◆ **TEXT SECTION**:

- - - - -

Effectively dealing with criticism
How well do you deal with criticism? Can you face it? Do you fight it? Criticism is everywhere, said by everyone and the truth is, we can’t really avoid it or control it. We can’t switch it off, we can’t influence it, but the only thing what we can...
How well do you deal with criticism? Can you face it? Do you fight it?
Criticism is everywhere, said by everyone and the truth is, we can’t really avoid it or control it. We can’t switch it off, we can’t influence it, but the only thing what we can do is to deal with it effectively. So, how well you deal with criticism?
What really happens when you receive critical comments from others, about your performance at work, your project, maybe even your new shoes or hairstyle? What is your reaction? Does it even bother you? Does it matter?
I think it does because very often this negative opinion about someone or something can stick and impact us in a negative way without even realising it.
There is a huge difference between criticism and constructive feedback. Constructive feedback is actually something we should be grateful for, because it gives us something to work on, without putting us down. If given properly, it allows us to analyse, reflect and understand where we went wrong, or how can we improve things. It is genuine and it is good for us so that we can learn, experience and grow.
Over the past years, I was practising giving constructive feedback, and I must admit that at the beginning it was not as smooth as expected. With a few weeks of practice, it really worked well, and I found it helpful in negotiations at work, during business meetings, or even socialising with my highly opinionated friends. But, let’s focus on management. So what can we do to manage it better? How should we react in such situations?
Firstly, we need to understand the situation. We need to be aware of the moment that it is only someone else’s disapproval to what we do, say, or think. It is driven by many micro-elements and it is super subjective. Therefore we don’t need to be offended, sad or disheartened, only because someone else has a different piece of information, knowledge, life experience or believes. Usually, we very rarely know the whole ‘story’, so in a moment it is easy to grab some piece of information and twist it, so it can align our subjective opinion on something.

- - - - -

◆ **EXERCISE INSTRUCTIONS**:
(a) Return everything in the text on criticism from "Effectively dealing with" down to "Does it matter?", copied word for word.
(b) According to the text on criticism, what does constructive feedback give us?
The material after this text isn't needed for anything here.

- - - - -

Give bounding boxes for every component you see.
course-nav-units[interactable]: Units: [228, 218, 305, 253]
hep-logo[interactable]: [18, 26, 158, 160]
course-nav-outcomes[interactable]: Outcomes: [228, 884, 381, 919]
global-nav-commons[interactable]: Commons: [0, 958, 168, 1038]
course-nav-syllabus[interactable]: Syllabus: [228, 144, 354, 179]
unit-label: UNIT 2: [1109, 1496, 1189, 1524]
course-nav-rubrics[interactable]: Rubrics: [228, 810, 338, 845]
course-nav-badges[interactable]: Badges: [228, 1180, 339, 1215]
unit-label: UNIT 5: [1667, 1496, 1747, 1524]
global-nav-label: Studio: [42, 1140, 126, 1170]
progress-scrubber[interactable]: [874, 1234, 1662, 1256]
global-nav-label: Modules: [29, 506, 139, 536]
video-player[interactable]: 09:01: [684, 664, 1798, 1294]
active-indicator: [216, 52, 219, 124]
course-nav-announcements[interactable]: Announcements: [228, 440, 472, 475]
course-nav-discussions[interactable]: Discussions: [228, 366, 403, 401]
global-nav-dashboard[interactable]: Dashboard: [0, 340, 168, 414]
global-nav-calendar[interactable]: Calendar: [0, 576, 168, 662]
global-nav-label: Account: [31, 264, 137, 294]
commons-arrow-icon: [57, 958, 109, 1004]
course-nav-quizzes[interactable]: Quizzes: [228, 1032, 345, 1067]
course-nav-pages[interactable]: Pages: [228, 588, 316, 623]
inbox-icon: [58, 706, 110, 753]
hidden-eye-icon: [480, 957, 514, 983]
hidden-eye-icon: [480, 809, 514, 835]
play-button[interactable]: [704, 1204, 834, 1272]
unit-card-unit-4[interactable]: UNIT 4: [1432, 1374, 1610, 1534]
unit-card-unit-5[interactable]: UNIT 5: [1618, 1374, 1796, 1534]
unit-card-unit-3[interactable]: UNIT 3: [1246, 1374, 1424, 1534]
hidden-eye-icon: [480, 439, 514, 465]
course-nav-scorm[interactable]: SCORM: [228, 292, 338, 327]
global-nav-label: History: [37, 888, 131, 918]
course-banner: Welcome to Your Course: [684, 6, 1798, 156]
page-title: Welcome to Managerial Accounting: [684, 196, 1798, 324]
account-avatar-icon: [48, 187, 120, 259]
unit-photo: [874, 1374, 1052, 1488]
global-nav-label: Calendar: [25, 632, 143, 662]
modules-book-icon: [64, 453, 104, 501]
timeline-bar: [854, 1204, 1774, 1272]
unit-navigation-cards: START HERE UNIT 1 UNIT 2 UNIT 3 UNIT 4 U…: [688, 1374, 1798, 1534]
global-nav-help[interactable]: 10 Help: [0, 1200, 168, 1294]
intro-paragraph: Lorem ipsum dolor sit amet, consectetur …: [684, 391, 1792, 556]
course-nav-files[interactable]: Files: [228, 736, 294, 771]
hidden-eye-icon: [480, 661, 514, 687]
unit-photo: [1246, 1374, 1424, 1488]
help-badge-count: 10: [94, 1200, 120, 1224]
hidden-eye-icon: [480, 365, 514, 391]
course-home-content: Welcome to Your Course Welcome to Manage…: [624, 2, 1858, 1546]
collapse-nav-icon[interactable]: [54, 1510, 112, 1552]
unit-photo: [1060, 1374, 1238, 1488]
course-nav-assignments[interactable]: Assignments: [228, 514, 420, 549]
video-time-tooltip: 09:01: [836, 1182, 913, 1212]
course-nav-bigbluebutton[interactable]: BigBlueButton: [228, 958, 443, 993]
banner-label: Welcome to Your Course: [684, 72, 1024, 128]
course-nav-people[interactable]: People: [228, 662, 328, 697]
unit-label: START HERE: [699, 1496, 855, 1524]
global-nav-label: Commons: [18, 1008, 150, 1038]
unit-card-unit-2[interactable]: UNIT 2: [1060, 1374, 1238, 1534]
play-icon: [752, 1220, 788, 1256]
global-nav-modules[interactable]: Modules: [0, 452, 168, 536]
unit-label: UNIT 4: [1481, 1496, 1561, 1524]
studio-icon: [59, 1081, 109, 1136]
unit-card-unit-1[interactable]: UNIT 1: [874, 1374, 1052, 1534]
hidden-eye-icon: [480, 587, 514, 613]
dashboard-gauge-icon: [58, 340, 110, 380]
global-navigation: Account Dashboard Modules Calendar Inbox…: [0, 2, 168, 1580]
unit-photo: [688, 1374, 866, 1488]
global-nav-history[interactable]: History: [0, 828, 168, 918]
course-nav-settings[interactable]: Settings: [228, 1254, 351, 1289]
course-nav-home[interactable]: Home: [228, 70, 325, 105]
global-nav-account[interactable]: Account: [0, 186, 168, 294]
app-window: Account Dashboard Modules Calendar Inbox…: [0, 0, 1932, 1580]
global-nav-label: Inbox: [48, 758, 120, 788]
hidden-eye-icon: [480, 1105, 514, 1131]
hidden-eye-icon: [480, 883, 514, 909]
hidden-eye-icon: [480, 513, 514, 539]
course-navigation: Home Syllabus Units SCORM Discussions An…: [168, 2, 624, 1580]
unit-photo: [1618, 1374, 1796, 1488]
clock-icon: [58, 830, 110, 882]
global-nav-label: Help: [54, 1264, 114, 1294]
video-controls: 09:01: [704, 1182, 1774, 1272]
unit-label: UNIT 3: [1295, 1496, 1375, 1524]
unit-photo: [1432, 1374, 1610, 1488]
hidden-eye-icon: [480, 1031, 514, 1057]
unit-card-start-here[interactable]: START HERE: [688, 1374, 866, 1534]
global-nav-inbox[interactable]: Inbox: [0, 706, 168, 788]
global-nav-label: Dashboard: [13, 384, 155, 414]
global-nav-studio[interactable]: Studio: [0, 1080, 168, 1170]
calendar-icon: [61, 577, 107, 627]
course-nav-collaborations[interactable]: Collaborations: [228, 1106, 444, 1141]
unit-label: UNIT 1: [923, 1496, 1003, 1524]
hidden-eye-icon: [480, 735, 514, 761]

- - - - -

◆ **RESPONSES TO THE EXERCISE**:
(a)
Effectively dealing with criticism
How well do you deal with criticism? Can you face it? Do you fight it? Criticism is everywhere, said by everyone and the truth is, we can’t really avoid it or control it. We can’t switch it off, we can’t influence it, but the only thing what we can...
How well do you deal with criticism? Can you face it? Do you fight it?
Criticism is everywhere, said by everyone and the truth is, we can’t really avoid it or control it. We can’t switch it off, we can’t influence it, but the only thing what we can do is to deal with it effectively. So, how well you deal with criticism?
What really happens when you receive critical comments from others, about your performance at work, your project, maybe even your new shoes or hairstyle? What is your reaction? Does it even bother you? Does it matter?

(b) Something to work on, without putting us down.